▶ _Brief_
Transcribe the listing that follows in full, omitting pictures.

---------- Available records

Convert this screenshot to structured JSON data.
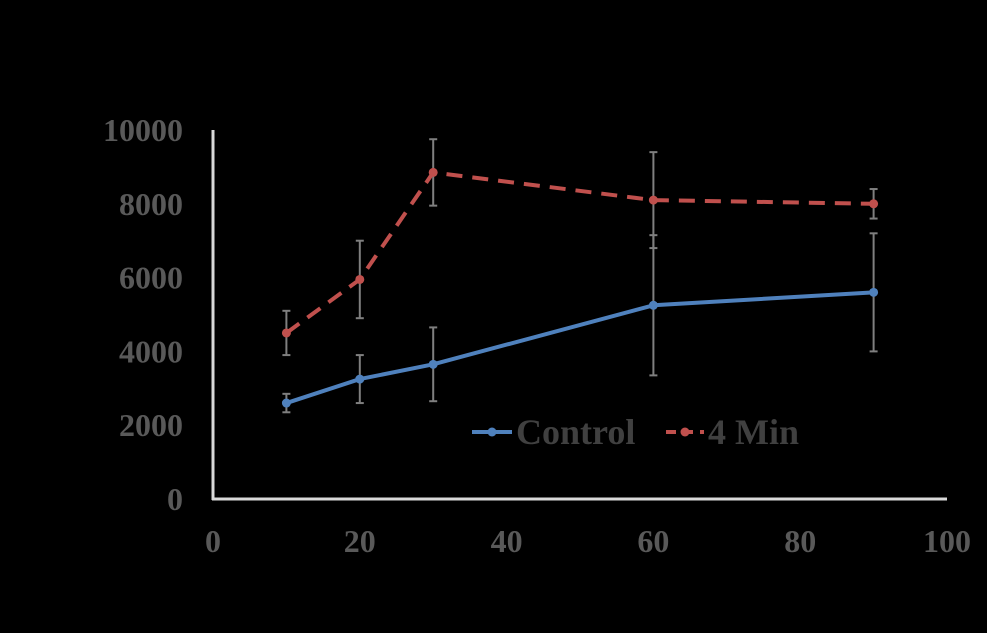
{
  "chart_data": {
    "type": "line",
    "title": "",
    "xlabel": "",
    "ylabel": "",
    "xlim": [
      0,
      100
    ],
    "ylim": [
      0,
      10000
    ],
    "x_ticks": [
      0,
      20,
      40,
      60,
      80,
      100
    ],
    "y_ticks": [
      0,
      2000,
      4000,
      6000,
      8000,
      10000
    ],
    "x_tick_labels": [
      "0",
      "20",
      "40",
      "60",
      "80",
      "100"
    ],
    "y_tick_labels": [
      "0",
      "2000",
      "4000",
      "6000",
      "8000",
      "10000"
    ],
    "grid": false,
    "legend_position": "bottom-center",
    "series": [
      {
        "name": "Control",
        "color": "#4F81BD",
        "line_style": "solid",
        "x": [
          10,
          20,
          30,
          60,
          90
        ],
        "y": [
          2600,
          3250,
          3650,
          5250,
          5600
        ],
        "err": [
          250,
          650,
          1000,
          1900,
          1600
        ]
      },
      {
        "name": "4 Min",
        "color": "#C0504D",
        "line_style": "dashed",
        "x": [
          10,
          20,
          30,
          60,
          90
        ],
        "y": [
          4500,
          5950,
          8850,
          8100,
          8000
        ],
        "err": [
          600,
          1050,
          900,
          1300,
          400
        ]
      }
    ],
    "axis_color": "#D9D9D9",
    "error_bar_color": "#7F7F7F"
  }
}
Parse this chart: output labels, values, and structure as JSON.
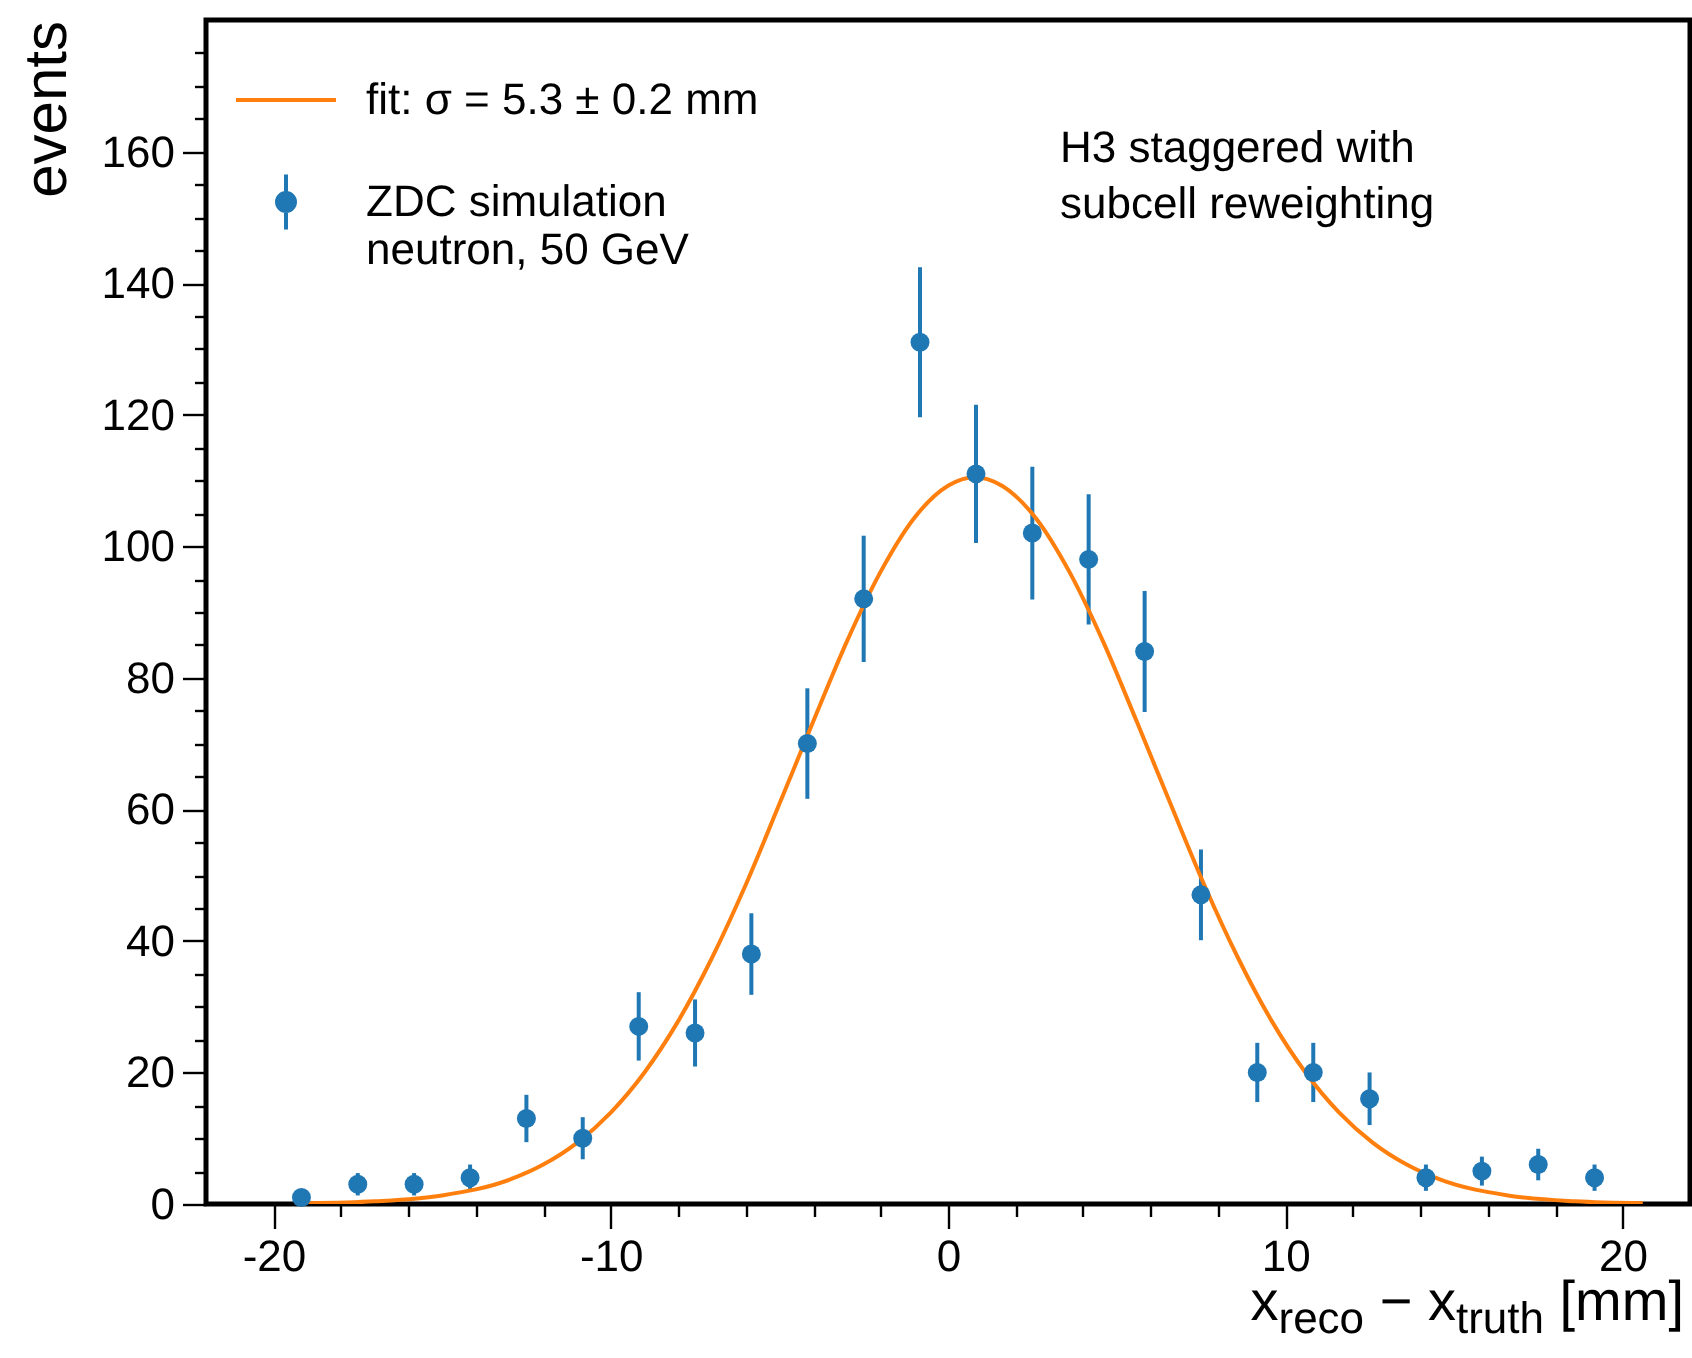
{
  "chart_data": {
    "type": "scatter",
    "xlabel": "x$_{reco}$ − x$_{truth}$ [mm]",
    "ylabel": "events",
    "xlim": [
      -22,
      22
    ],
    "ylim": [
      0,
      180
    ],
    "xticks": [
      {
        "value": -20,
        "label": "-20"
      },
      {
        "value": -18,
        "label": null
      },
      {
        "value": -16,
        "label": null
      },
      {
        "value": -14,
        "label": null
      },
      {
        "value": -12,
        "label": null
      },
      {
        "value": -10,
        "label": "-10"
      },
      {
        "value": -8,
        "label": null
      },
      {
        "value": -6,
        "label": null
      },
      {
        "value": -4,
        "label": null
      },
      {
        "value": -2,
        "label": null
      },
      0,
      {
        "value": 2,
        "label": null
      },
      {
        "value": 4,
        "label": null
      },
      {
        "value": 6,
        "label": null
      },
      {
        "value": 8,
        "label": null
      },
      10,
      {
        "value": 12,
        "label": null
      },
      {
        "value": 14,
        "label": null
      },
      {
        "value": 16,
        "label": null
      },
      {
        "value": 18,
        "label": null
      },
      20
    ],
    "yticks": [
      0,
      {
        "value": 5,
        "label": null
      },
      {
        "value": 10,
        "label": null
      },
      {
        "value": 15,
        "label": null
      },
      20,
      {
        "value": 25,
        "label": null
      },
      {
        "value": 30,
        "label": null
      },
      {
        "value": 35,
        "label": null
      },
      40,
      {
        "value": 45,
        "label": null
      },
      {
        "value": 50,
        "label": null
      },
      {
        "value": 55,
        "label": null
      },
      60,
      {
        "value": 65,
        "label": null
      },
      {
        "value": 70,
        "label": null
      },
      {
        "value": 75,
        "label": null
      },
      80,
      {
        "value": 85,
        "label": null
      },
      {
        "value": 90,
        "label": null
      },
      {
        "value": 95,
        "label": null
      },
      100,
      {
        "value": 105,
        "label": null
      },
      {
        "value": 110,
        "label": null
      },
      {
        "value": 115,
        "label": null
      },
      120,
      {
        "value": 125,
        "label": null
      },
      {
        "value": 130,
        "label": null
      },
      {
        "value": 135,
        "label": null
      },
      140,
      {
        "value": 145,
        "label": null
      },
      {
        "value": 150,
        "label": null
      },
      {
        "value": 155,
        "label": null
      },
      160,
      {
        "value": 165,
        "label": null
      },
      {
        "value": 170,
        "label": null
      },
      {
        "value": 175,
        "label": null
      }
    ],
    "grid": false,
    "legend": "top left",
    "annotations": [
      "H3 staggered with\nsubcell reweighting"
    ],
    "series": [
      {
        "name": "fit: σ = 5.3 ± 0.2 mm",
        "type": "line",
        "color": "#ff7f0e",
        "x": [
          -19,
          -17,
          -15,
          -13,
          -12,
          -11,
          -10,
          -9,
          -8,
          -7,
          -6,
          -5,
          -4,
          -3,
          -2,
          -1,
          0,
          0.8,
          1.6,
          2.6,
          3.6,
          4.6,
          5.6,
          6.6,
          7.6,
          8.6,
          9.6,
          10.6,
          11.6,
          12.6,
          13.6,
          14.6,
          16.6,
          18.6,
          20.6
        ],
        "values": [
          0.1,
          0.4,
          1.3,
          3.7,
          6,
          9.3,
          13.9,
          20,
          27.8,
          37.4,
          48.5,
          60.8,
          73.3,
          85.5,
          96.1,
          104.3,
          109.2,
          110.5,
          109.2,
          104.3,
          96.1,
          85.5,
          73.3,
          60.8,
          48.5,
          37.4,
          27.8,
          20,
          13.9,
          9.3,
          6,
          3.7,
          1.3,
          0.4,
          0.1
        ]
      },
      {
        "name": "ZDC simulation\nneutron, 50 GeV",
        "type": "scatter",
        "marker": "circle",
        "color": "#1f77b4",
        "x": [
          -19.17,
          -17.5,
          -15.83,
          -14.17,
          -12.5,
          -10.83,
          -9.17,
          -7.5,
          -5.83,
          -4.17,
          -2.5,
          -0.83,
          0.83,
          2.5,
          4.17,
          5.83,
          7.5,
          9.17,
          10.83,
          12.5,
          14.17,
          15.83,
          17.5,
          19.17
        ],
        "values": [
          1,
          3,
          3,
          4,
          13,
          10,
          27,
          26,
          38,
          70,
          92,
          131,
          111,
          102,
          98,
          84,
          47,
          20,
          20,
          16,
          4,
          5,
          6,
          4
        ],
        "errors": [
          1,
          1.7,
          1.7,
          2,
          3.6,
          3.2,
          5.2,
          5.1,
          6.2,
          8.4,
          9.6,
          11.4,
          10.5,
          10.1,
          9.9,
          9.2,
          6.9,
          4.5,
          4.5,
          4,
          2,
          2.2,
          2.4,
          2
        ]
      }
    ]
  }
}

--------------------

▶ _Result for this task_
Convert this screenshot to structured JSON data.
{
  "chart_data": {
    "type": "line",
    "title": "",
    "xlabel": "",
    "ylabel": "",
    "xlim": [
      0,
      100
    ],
    "ylim": [
      0,
      10000
    ],
    "x_ticks": [
      0,
      20,
      40,
      60,
      80,
      100
    ],
    "y_ticks": [
      0,
      2000,
      4000,
      6000,
      8000,
      10000
    ],
    "x_tick_labels": [
      "0",
      "20",
      "40",
      "60",
      "80",
      "100"
    ],
    "y_tick_labels": [
      "0",
      "2000",
      "4000",
      "6000",
      "8000",
      "10000"
    ],
    "grid": false,
    "legend_position": "bottom-center",
    "series": [
      {
        "name": "Control",
        "color": "#4F81BD",
        "line_style": "solid",
        "x": [
          10,
          20,
          30,
          60,
          90
        ],
        "y": [
          2600,
          3250,
          3650,
          5250,
          5600
        ],
        "err": [
          250,
          650,
          1000,
          1900,
          1600
        ]
      },
      {
        "name": "4 Min",
        "color": "#C0504D",
        "line_style": "dashed",
        "x": [
          10,
          20,
          30,
          60,
          90
        ],
        "y": [
          4500,
          5950,
          8850,
          8100,
          8000
        ],
        "err": [
          600,
          1050,
          900,
          1300,
          400
        ]
      }
    ],
    "axis_color": "#D9D9D9",
    "error_bar_color": "#7F7F7F"
  }
}
Parse this chart: output labels, values, and structure as JSON.
{
  "chart_data": {
    "type": "scatter",
    "xlabel": "x$_{reco}$ − x$_{truth}$ [mm]",
    "ylabel": "events",
    "xlim": [
      -22,
      22
    ],
    "ylim": [
      0,
      180
    ],
    "xticks": [
      {
        "value": -20,
        "label": "-20"
      },
      {
        "value": -18,
        "label": null
      },
      {
        "value": -16,
        "label": null
      },
      {
        "value": -14,
        "label": null
      },
      {
        "value": -12,
        "label": null
      },
      {
        "value": -10,
        "label": "-10"
      },
      {
        "value": -8,
        "label": null
      },
      {
        "value": -6,
        "label": null
      },
      {
        "value": -4,
        "label": null
      },
      {
        "value": -2,
        "label": null
      },
      0,
      {
        "value": 2,
        "label": null
      },
      {
        "value": 4,
        "label": null
      },
      {
        "value": 6,
        "label": null
      },
      {
        "value": 8,
        "label": null
      },
      10,
      {
        "value": 12,
        "label": null
      },
      {
        "value": 14,
        "label": null
      },
      {
        "value": 16,
        "label": null
      },
      {
        "value": 18,
        "label": null
      },
      20
    ],
    "yticks": [
      0,
      {
        "value": 5,
        "label": null
      },
      {
        "value": 10,
        "label": null
      },
      {
        "value": 15,
        "label": null
      },
      20,
      {
        "value": 25,
        "label": null
      },
      {
        "value": 30,
        "label": null
      },
      {
        "value": 35,
        "label": null
      },
      40,
      {
        "value": 45,
        "label": null
      },
      {
        "value": 50,
        "label": null
      },
      {
        "value": 55,
        "label": null
      },
      60,
      {
        "value": 65,
        "label": null
      },
      {
        "value": 70,
        "label": null
      },
      {
        "value": 75,
        "label": null
      },
      80,
      {
        "value": 85,
        "label": null
      },
      {
        "value": 90,
        "label": null
      },
      {
        "value": 95,
        "label": null
      },
      100,
      {
        "value": 105,
        "label": null
      },
      {
        "value": 110,
        "label": null
      },
      {
        "value": 115,
        "label": null
      },
      120,
      {
        "value": 125,
        "label": null
      },
      {
        "value": 130,
        "label": null
      },
      {
        "value": 135,
        "label": null
      },
      140,
      {
        "value": 145,
        "label": null
      },
      {
        "value": 150,
        "label": null
      },
      {
        "value": 155,
        "label": null
      },
      160,
      {
        "value": 165,
        "label": null
      },
      {
        "value": 170,
        "label": null
      },
      {
        "value": 175,
        "label": null
      }
    ],
    "grid": false,
    "legend": "top left",
    "annotations": [
      "H3 staggered with\nsubcell reweighting"
    ],
    "series": [
      {
        "name": "fit: σ = 5.3 ± 0.2 mm",
        "type": "line",
        "color": "#ff7f0e",
        "x": [
          -19,
          -17,
          -15,
          -13,
          -12,
          -11,
          -10,
          -9,
          -8,
          -7,
          -6,
          -5,
          -4,
          -3,
          -2,
          -1,
          0,
          0.8,
          1.6,
          2.6,
          3.6,
          4.6,
          5.6,
          6.6,
          7.6,
          8.6,
          9.6,
          10.6,
          11.6,
          12.6,
          13.6,
          14.6,
          16.6,
          18.6,
          20.6
        ],
        "values": [
          0.1,
          0.4,
          1.3,
          3.7,
          6,
          9.3,
          13.9,
          20,
          27.8,
          37.4,
          48.5,
          60.8,
          73.3,
          85.5,
          96.1,
          104.3,
          109.2,
          110.5,
          109.2,
          104.3,
          96.1,
          85.5,
          73.3,
          60.8,
          48.5,
          37.4,
          27.8,
          20,
          13.9,
          9.3,
          6,
          3.7,
          1.3,
          0.4,
          0.1
        ]
      },
      {
        "name": "ZDC simulation\nneutron, 50 GeV",
        "type": "scatter",
        "marker": "circle",
        "color": "#1f77b4",
        "x": [
          -19.17,
          -17.5,
          -15.83,
          -14.17,
          -12.5,
          -10.83,
          -9.17,
          -7.5,
          -5.83,
          -4.17,
          -2.5,
          -0.83,
          0.83,
          2.5,
          4.17,
          5.83,
          7.5,
          9.17,
          10.83,
          12.5,
          14.17,
          15.83,
          17.5,
          19.17
        ],
        "values": [
          1,
          3,
          3,
          4,
          13,
          10,
          27,
          26,
          38,
          70,
          92,
          131,
          111,
          102,
          98,
          84,
          47,
          20,
          20,
          16,
          4,
          5,
          6,
          4
        ],
        "errors": [
          1,
          1.7,
          1.7,
          2,
          3.6,
          3.2,
          5.2,
          5.1,
          6.2,
          8.4,
          9.6,
          11.4,
          10.5,
          10.1,
          9.9,
          9.2,
          6.9,
          4.5,
          4.5,
          4,
          2,
          2.2,
          2.4,
          2
        ]
      }
    ]
  }
}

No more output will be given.